[REQUIREMENTS] Extract every line below, verbatim.

[MATERIAL FOR THE TASK]
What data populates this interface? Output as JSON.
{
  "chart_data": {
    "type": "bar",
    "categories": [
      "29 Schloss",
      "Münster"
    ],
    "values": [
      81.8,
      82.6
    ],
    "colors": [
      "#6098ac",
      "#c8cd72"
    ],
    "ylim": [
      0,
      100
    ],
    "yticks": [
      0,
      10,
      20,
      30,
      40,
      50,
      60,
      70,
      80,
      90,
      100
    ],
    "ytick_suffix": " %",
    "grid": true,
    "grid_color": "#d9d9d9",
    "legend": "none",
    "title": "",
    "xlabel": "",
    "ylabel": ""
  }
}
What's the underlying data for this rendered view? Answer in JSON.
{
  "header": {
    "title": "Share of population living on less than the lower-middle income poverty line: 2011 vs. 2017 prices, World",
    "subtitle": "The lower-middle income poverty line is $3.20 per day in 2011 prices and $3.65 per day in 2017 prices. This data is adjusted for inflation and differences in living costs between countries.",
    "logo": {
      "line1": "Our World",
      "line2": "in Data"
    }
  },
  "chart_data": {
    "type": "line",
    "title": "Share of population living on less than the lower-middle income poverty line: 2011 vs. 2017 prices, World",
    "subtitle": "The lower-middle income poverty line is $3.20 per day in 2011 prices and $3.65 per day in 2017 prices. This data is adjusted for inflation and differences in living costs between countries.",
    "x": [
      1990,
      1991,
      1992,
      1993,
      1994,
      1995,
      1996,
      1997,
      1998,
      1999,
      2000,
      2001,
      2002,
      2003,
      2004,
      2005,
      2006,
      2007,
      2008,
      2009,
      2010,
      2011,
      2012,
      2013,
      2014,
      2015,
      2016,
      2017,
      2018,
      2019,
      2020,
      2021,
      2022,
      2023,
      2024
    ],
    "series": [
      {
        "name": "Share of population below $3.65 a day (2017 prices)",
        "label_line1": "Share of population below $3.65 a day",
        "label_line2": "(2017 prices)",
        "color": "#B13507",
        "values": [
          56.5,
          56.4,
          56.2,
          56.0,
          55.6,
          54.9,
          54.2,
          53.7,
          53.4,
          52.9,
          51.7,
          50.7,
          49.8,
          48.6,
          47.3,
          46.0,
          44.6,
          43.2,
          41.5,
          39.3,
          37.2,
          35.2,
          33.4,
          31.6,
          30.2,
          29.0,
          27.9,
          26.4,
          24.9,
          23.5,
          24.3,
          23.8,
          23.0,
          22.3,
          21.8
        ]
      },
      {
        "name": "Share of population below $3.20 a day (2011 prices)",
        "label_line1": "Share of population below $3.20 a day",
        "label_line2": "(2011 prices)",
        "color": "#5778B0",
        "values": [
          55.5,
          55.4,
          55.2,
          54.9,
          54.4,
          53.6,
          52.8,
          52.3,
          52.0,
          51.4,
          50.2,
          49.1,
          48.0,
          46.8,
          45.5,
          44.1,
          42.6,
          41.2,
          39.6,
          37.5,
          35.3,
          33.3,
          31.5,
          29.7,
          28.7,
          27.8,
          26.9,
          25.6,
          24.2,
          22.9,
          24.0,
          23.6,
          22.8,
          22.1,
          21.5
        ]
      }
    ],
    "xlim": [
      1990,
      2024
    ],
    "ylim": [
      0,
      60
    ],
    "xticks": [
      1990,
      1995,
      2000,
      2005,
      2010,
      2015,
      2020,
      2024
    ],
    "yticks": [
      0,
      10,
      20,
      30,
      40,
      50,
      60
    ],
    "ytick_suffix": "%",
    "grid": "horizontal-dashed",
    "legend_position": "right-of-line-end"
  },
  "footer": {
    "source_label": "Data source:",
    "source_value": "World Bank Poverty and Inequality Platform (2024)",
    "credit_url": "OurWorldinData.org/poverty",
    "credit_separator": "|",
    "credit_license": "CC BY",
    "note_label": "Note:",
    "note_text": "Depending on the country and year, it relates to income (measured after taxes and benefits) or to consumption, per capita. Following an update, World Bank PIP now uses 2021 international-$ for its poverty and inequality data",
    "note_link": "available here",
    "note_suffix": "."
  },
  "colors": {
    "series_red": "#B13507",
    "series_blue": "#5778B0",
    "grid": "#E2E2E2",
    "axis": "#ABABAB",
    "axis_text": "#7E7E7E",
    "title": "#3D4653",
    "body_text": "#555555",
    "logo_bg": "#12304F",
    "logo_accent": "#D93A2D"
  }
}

[THE SOLUTION]
What data populates this interface? Output as JSON.
{
  "chart_data": {
    "type": "bar",
    "categories": [
      "29 Schloss",
      "Münster"
    ],
    "values": [
      81.8,
      82.6
    ],
    "colors": [
      "#6098ac",
      "#c8cd72"
    ],
    "ylim": [
      0,
      100
    ],
    "yticks": [
      0,
      10,
      20,
      30,
      40,
      50,
      60,
      70,
      80,
      90,
      100
    ],
    "ytick_suffix": " %",
    "grid": true,
    "grid_color": "#d9d9d9",
    "legend": "none",
    "title": "",
    "xlabel": "",
    "ylabel": ""
  }
}
What's the underlying data for this rendered view? Answer in JSON.
{
  "header": {
    "title": "Share of population living on less than the lower-middle income poverty line: 2011 vs. 2017 prices, World",
    "subtitle": "The lower-middle income poverty line is $3.20 per day in 2011 prices and $3.65 per day in 2017 prices. This data is adjusted for inflation and differences in living costs between countries.",
    "logo": {
      "line1": "Our World",
      "line2": "in Data"
    }
  },
  "chart_data": {
    "type": "line",
    "title": "Share of population living on less than the lower-middle income poverty line: 2011 vs. 2017 prices, World",
    "subtitle": "The lower-middle income poverty line is $3.20 per day in 2011 prices and $3.65 per day in 2017 prices. This data is adjusted for inflation and differences in living costs between countries.",
    "x": [
      1990,
      1991,
      1992,
      1993,
      1994,
      1995,
      1996,
      1997,
      1998,
      1999,
      2000,
      2001,
      2002,
      2003,
      2004,
      2005,
      2006,
      2007,
      2008,
      2009,
      2010,
      2011,
      2012,
      2013,
      2014,
      2015,
      2016,
      2017,
      2018,
      2019,
      2020,
      2021,
      2022,
      2023,
      2024
    ],
    "series": [
      {
        "name": "Share of population below $3.65 a day (2017 prices)",
        "label_line1": "Share of population below $3.65 a day",
        "label_line2": "(2017 prices)",
        "color": "#B13507",
        "values": [
          56.5,
          56.4,
          56.2,
          56.0,
          55.6,
          54.9,
          54.2,
          53.7,
          53.4,
          52.9,
          51.7,
          50.7,
          49.8,
          48.6,
          47.3,
          46.0,
          44.6,
          43.2,
          41.5,
          39.3,
          37.2,
          35.2,
          33.4,
          31.6,
          30.2,
          29.0,
          27.9,
          26.4,
          24.9,
          23.5,
          24.3,
          23.8,
          23.0,
          22.3,
          21.8
        ]
      },
      {
        "name": "Share of population below $3.20 a day (2011 prices)",
        "label_line1": "Share of population below $3.20 a day",
        "label_line2": "(2011 prices)",
        "color": "#5778B0",
        "values": [
          55.5,
          55.4,
          55.2,
          54.9,
          54.4,
          53.6,
          52.8,
          52.3,
          52.0,
          51.4,
          50.2,
          49.1,
          48.0,
          46.8,
          45.5,
          44.1,
          42.6,
          41.2,
          39.6,
          37.5,
          35.3,
          33.3,
          31.5,
          29.7,
          28.7,
          27.8,
          26.9,
          25.6,
          24.2,
          22.9,
          24.0,
          23.6,
          22.8,
          22.1,
          21.5
        ]
      }
    ],
    "xlim": [
      1990,
      2024
    ],
    "ylim": [
      0,
      60
    ],
    "xticks": [
      1990,
      1995,
      2000,
      2005,
      2010,
      2015,
      2020,
      2024
    ],
    "yticks": [
      0,
      10,
      20,
      30,
      40,
      50,
      60
    ],
    "ytick_suffix": "%",
    "grid": "horizontal-dashed",
    "legend_position": "right-of-line-end"
  },
  "footer": {
    "source_label": "Data source:",
    "source_value": "World Bank Poverty and Inequality Platform (2024)",
    "credit_url": "OurWorldinData.org/poverty",
    "credit_separator": "|",
    "credit_license": "CC BY",
    "note_label": "Note:",
    "note_text": "Depending on the country and year, it relates to income (measured after taxes and benefits) or to consumption, per capita. Following an update, World Bank PIP now uses 2021 international-$ for its poverty and inequality data",
    "note_link": "available here",
    "note_suffix": "."
  },
  "colors": {
    "series_red": "#B13507",
    "series_blue": "#5778B0",
    "grid": "#E2E2E2",
    "axis": "#ABABAB",
    "axis_text": "#7E7E7E",
    "title": "#3D4653",
    "body_text": "#555555",
    "logo_bg": "#12304F",
    "logo_accent": "#D93A2D"
  }
}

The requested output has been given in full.